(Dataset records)
┌────────

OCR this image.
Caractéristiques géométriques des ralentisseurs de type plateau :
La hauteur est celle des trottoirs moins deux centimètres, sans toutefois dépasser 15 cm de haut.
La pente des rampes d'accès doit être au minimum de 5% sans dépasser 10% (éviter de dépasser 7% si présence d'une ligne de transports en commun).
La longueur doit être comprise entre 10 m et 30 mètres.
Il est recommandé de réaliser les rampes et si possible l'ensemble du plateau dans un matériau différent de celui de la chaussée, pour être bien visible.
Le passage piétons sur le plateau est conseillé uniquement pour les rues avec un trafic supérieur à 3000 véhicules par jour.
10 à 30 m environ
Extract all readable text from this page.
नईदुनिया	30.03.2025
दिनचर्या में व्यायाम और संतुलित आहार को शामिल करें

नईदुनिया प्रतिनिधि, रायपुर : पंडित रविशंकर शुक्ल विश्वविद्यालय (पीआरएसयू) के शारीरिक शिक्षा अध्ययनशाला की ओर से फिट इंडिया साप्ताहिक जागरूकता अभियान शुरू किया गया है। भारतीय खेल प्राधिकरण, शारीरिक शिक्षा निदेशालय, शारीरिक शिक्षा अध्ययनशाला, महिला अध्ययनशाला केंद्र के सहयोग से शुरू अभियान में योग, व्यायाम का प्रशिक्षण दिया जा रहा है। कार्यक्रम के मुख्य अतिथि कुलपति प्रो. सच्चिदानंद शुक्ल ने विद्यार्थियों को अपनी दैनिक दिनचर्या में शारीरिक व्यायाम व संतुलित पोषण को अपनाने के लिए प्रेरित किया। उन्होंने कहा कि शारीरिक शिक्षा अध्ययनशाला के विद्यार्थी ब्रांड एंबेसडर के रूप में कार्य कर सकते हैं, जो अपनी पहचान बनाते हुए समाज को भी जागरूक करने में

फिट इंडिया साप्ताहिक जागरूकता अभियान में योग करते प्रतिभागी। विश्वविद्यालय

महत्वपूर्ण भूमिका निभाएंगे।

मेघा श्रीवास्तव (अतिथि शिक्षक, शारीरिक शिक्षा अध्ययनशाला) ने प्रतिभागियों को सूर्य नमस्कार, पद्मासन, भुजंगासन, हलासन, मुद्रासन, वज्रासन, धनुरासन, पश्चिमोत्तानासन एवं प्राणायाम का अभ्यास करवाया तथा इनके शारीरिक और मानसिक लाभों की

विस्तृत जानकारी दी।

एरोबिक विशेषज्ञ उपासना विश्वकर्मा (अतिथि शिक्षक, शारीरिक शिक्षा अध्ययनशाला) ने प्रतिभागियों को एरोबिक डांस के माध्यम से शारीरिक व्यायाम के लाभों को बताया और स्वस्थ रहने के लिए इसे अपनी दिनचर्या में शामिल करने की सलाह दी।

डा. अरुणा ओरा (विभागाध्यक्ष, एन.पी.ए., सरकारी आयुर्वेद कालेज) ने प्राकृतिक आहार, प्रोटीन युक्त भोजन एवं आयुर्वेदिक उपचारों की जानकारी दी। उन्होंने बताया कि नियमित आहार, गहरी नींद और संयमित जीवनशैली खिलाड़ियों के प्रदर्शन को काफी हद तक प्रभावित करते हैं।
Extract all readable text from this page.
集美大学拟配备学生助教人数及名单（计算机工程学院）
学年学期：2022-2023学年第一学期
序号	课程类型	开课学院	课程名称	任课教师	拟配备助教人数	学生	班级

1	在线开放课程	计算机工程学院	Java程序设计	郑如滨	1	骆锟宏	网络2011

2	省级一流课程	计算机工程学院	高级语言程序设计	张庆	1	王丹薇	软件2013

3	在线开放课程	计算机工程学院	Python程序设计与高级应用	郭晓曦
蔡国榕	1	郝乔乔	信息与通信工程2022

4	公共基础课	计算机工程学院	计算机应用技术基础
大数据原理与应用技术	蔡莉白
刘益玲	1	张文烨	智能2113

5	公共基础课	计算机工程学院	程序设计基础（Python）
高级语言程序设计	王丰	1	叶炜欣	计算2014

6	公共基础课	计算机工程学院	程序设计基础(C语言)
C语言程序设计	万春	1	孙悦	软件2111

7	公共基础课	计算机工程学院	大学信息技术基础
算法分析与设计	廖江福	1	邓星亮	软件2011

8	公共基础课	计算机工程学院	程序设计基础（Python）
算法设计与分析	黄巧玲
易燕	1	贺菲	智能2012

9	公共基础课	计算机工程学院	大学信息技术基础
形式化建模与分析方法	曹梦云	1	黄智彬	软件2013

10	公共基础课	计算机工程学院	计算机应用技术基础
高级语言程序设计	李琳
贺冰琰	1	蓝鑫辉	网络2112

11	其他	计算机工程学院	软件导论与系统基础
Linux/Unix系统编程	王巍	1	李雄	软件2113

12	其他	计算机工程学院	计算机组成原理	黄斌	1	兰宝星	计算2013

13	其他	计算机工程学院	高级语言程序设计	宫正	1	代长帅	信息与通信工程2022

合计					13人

└────────

**EXERCISE GOAL:**
Transcribe every record above exactly as it appears.

**OUTPUT OF THE TASK:**
OCR this image.
Caractéristiques géométriques des ralentisseurs de type plateau :
La hauteur est celle des trottoirs moins deux centimètres, sans toutefois dépasser 15 cm de haut.
La pente des rampes d'accès doit être au minimum de 5% sans dépasser 10% (éviter de dépasser 7% si présence d'une ligne de transports en commun).
La longueur doit être comprise entre 10 m et 30 mètres.
Il est recommandé de réaliser les rampes et si possible l'ensemble du plateau dans un matériau différent de celui de la chaussée, pour être bien visible.
Le passage piétons sur le plateau est conseillé uniquement pour les rues avec un trafic supérieur à 3000 véhicules par jour.
10 à 30 m environ
Extract all readable text from this page.
नईदुनिया	30.03.2025
दिनचर्या में व्यायाम और संतुलित आहार को शामिल करें

नईदुनिया प्रतिनिधि, रायपुर : पंडित रविशंकर शुक्ल विश्वविद्यालय (पीआरएसयू) के शारीरिक शिक्षा अध्ययनशाला की ओर से फिट इंडिया साप्ताहिक जागरूकता अभियान शुरू किया गया है। भारतीय खेल प्राधिकरण, शारीरिक शिक्षा निदेशालय, शारीरिक शिक्षा अध्ययनशाला, महिला अध्ययनशाला केंद्र के सहयोग से शुरू अभियान में योग, व्यायाम का प्रशिक्षण दिया जा रहा है। कार्यक्रम के मुख्य अतिथि कुलपति प्रो. सच्चिदानंद शुक्ल ने विद्यार्थियों को अपनी दैनिक दिनचर्या में शारीरिक व्यायाम व संतुलित पोषण को अपनाने के लिए प्रेरित किया। उन्होंने कहा कि शारीरिक शिक्षा अध्ययनशाला के विद्यार्थी ब्रांड एंबेसडर के रूप में कार्य कर सकते हैं, जो अपनी पहचान बनाते हुए समाज को भी जागरूक करने में

फिट इंडिया साप्ताहिक जागरूकता अभियान में योग करते प्रतिभागी। विश्वविद्यालय

महत्वपूर्ण भूमिका निभाएंगे।

मेघा श्रीवास्तव (अतिथि शिक्षक, शारीरिक शिक्षा अध्ययनशाला) ने प्रतिभागियों को सूर्य नमस्कार, पद्मासन, भुजंगासन, हलासन, मुद्रासन, वज्रासन, धनुरासन, पश्चिमोत्तानासन एवं प्राणायाम का अभ्यास करवाया तथा इनके शारीरिक और मानसिक लाभों की

विस्तृत जानकारी दी।

एरोबिक विशेषज्ञ उपासना विश्वकर्मा (अतिथि शिक्षक, शारीरिक शिक्षा अध्ययनशाला) ने प्रतिभागियों को एरोबिक डांस के माध्यम से शारीरिक व्यायाम के लाभों को बताया और स्वस्थ रहने के लिए इसे अपनी दिनचर्या में शामिल करने की सलाह दी।

डा. अरुणा ओरा (विभागाध्यक्ष, एन.पी.ए., सरकारी आयुर्वेद कालेज) ने प्राकृतिक आहार, प्रोटीन युक्त भोजन एवं आयुर्वेदिक उपचारों की जानकारी दी। उन्होंने बताया कि नियमित आहार, गहरी नींद और संयमित जीवनशैली खिलाड़ियों के प्रदर्शन को काफी हद तक प्रभावित करते हैं।
Extract all readable text from this page.
集美大学拟配备学生助教人数及名单（计算机工程学院）
学年学期：2022-2023学年第一学期
序号	课程类型	开课学院	课程名称	任课教师	拟配备助教人数	学生	班级

1	在线开放课程	计算机工程学院	Java程序设计	郑如滨	1	骆锟宏	网络2011

2	省级一流课程	计算机工程学院	高级语言程序设计	张庆	1	王丹薇	软件2013

3	在线开放课程	计算机工程学院	Python程序设计与高级应用	郭晓曦
蔡国榕	1	郝乔乔	信息与通信工程2022

4	公共基础课	计算机工程学院	计算机应用技术基础
大数据原理与应用技术	蔡莉白
刘益玲	1	张文烨	智能2113

5	公共基础课	计算机工程学院	程序设计基础（Python）
高级语言程序设计	王丰	1	叶炜欣	计算2014

6	公共基础课	计算机工程学院	程序设计基础(C语言)
C语言程序设计	万春	1	孙悦	软件2111

7	公共基础课	计算机工程学院	大学信息技术基础
算法分析与设计	廖江福	1	邓星亮	软件2011

8	公共基础课	计算机工程学院	程序设计基础（Python）
算法设计与分析	黄巧玲
易燕	1	贺菲	智能2012

9	公共基础课	计算机工程学院	大学信息技术基础
形式化建模与分析方法	曹梦云	1	黄智彬	软件2013

10	公共基础课	计算机工程学院	计算机应用技术基础
高级语言程序设计	李琳
贺冰琰	1	蓝鑫辉	网络2112

11	其他	计算机工程学院	软件导论与系统基础
Linux/Unix系统编程	王巍	1	李雄	软件2113

12	其他	计算机工程学院	计算机组成原理	黄斌	1	兰宝星	计算2013

13	其他	计算机工程学院	高级语言程序设计	宫正	1	代长帅	信息与通信工程2022

合计					13人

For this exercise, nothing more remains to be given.